_EXERCISE_:
Every line below should be repeated exactly.
"""
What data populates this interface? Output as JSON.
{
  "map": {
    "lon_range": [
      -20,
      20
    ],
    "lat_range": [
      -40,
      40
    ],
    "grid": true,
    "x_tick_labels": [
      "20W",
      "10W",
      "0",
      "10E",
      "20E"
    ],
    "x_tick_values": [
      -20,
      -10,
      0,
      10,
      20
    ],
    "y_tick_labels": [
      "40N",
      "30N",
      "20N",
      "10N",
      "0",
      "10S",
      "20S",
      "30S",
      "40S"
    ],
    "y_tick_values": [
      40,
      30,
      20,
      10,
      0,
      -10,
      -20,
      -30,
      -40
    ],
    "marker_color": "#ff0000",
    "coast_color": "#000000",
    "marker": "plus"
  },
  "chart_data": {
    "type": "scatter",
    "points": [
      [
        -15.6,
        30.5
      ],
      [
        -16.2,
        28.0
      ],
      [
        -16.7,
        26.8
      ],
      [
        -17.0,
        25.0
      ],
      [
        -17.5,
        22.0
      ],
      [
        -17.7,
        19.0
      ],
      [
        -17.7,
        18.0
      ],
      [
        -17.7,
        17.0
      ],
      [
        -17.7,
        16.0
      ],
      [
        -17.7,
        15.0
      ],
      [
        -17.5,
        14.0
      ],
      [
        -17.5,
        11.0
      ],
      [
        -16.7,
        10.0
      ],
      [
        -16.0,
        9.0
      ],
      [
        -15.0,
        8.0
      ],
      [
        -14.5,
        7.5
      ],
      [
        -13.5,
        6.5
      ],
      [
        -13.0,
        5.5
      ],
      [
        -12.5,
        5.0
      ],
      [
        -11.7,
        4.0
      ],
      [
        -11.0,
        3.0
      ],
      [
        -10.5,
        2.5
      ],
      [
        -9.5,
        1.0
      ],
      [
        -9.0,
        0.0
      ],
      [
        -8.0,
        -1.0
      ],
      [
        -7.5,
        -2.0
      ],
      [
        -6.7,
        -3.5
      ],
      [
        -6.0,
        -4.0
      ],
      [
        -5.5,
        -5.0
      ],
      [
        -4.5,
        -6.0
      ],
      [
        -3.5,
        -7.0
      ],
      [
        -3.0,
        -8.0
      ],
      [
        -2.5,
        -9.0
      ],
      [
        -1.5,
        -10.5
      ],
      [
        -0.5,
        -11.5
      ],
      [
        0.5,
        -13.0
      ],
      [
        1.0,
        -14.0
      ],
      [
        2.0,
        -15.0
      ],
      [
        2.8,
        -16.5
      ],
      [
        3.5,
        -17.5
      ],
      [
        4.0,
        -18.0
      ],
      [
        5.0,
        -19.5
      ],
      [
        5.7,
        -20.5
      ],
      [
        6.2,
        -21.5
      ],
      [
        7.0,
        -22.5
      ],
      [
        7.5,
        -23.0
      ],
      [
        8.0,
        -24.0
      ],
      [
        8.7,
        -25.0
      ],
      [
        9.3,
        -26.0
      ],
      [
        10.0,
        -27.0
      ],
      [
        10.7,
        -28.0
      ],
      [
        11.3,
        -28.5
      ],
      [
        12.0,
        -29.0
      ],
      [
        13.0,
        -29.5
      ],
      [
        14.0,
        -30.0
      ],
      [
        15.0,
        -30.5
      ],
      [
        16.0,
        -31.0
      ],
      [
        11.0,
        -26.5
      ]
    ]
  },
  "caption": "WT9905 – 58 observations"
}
"""
_COMPLETE OUTPUT_:
What data populates this interface? Output as JSON.
{
  "map": {
    "lon_range": [
      -20,
      20
    ],
    "lat_range": [
      -40,
      40
    ],
    "grid": true,
    "x_tick_labels": [
      "20W",
      "10W",
      "0",
      "10E",
      "20E"
    ],
    "x_tick_values": [
      -20,
      -10,
      0,
      10,
      20
    ],
    "y_tick_labels": [
      "40N",
      "30N",
      "20N",
      "10N",
      "0",
      "10S",
      "20S",
      "30S",
      "40S"
    ],
    "y_tick_values": [
      40,
      30,
      20,
      10,
      0,
      -10,
      -20,
      -30,
      -40
    ],
    "marker_color": "#ff0000",
    "coast_color": "#000000",
    "marker": "plus"
  },
  "chart_data": {
    "type": "scatter",
    "points": [
      [
        -15.6,
        30.5
      ],
      [
        -16.2,
        28.0
      ],
      [
        -16.7,
        26.8
      ],
      [
        -17.0,
        25.0
      ],
      [
        -17.5,
        22.0
      ],
      [
        -17.7,
        19.0
      ],
      [
        -17.7,
        18.0
      ],
      [
        -17.7,
        17.0
      ],
      [
        -17.7,
        16.0
      ],
      [
        -17.7,
        15.0
      ],
      [
        -17.5,
        14.0
      ],
      [
        -17.5,
        11.0
      ],
      [
        -16.7,
        10.0
      ],
      [
        -16.0,
        9.0
      ],
      [
        -15.0,
        8.0
      ],
      [
        -14.5,
        7.5
      ],
      [
        -13.5,
        6.5
      ],
      [
        -13.0,
        5.5
      ],
      [
        -12.5,
        5.0
      ],
      [
        -11.7,
        4.0
      ],
      [
        -11.0,
        3.0
      ],
      [
        -10.5,
        2.5
      ],
      [
        -9.5,
        1.0
      ],
      [
        -9.0,
        0.0
      ],
      [
        -8.0,
        -1.0
      ],
      [
        -7.5,
        -2.0
      ],
      [
        -6.7,
        -3.5
      ],
      [
        -6.0,
        -4.0
      ],
      [
        -5.5,
        -5.0
      ],
      [
        -4.5,
        -6.0
      ],
      [
        -3.5,
        -7.0
      ],
      [
        -3.0,
        -8.0
      ],
      [
        -2.5,
        -9.0
      ],
      [
        -1.5,
        -10.5
      ],
      [
        -0.5,
        -11.5
      ],
      [
        0.5,
        -13.0
      ],
      [
        1.0,
        -14.0
      ],
      [
        2.0,
        -15.0
      ],
      [
        2.8,
        -16.5
      ],
      [
        3.5,
        -17.5
      ],
      [
        4.0,
        -18.0
      ],
      [
        5.0,
        -19.5
      ],
      [
        5.7,
        -20.5
      ],
      [
        6.2,
        -21.5
      ],
      [
        7.0,
        -22.5
      ],
      [
        7.5,
        -23.0
      ],
      [
        8.0,
        -24.0
      ],
      [
        8.7,
        -25.0
      ],
      [
        9.3,
        -26.0
      ],
      [
        10.0,
        -27.0
      ],
      [
        10.7,
        -28.0
      ],
      [
        11.3,
        -28.5
      ],
      [
        12.0,
        -29.0
      ],
      [
        13.0,
        -29.5
      ],
      [
        14.0,
        -30.0
      ],
      [
        15.0,
        -30.5
      ],
      [
        16.0,
        -31.0
      ],
      [
        11.0,
        -26.5
      ]
    ]
  },
  "caption": "WT9905 – 58 observations"
}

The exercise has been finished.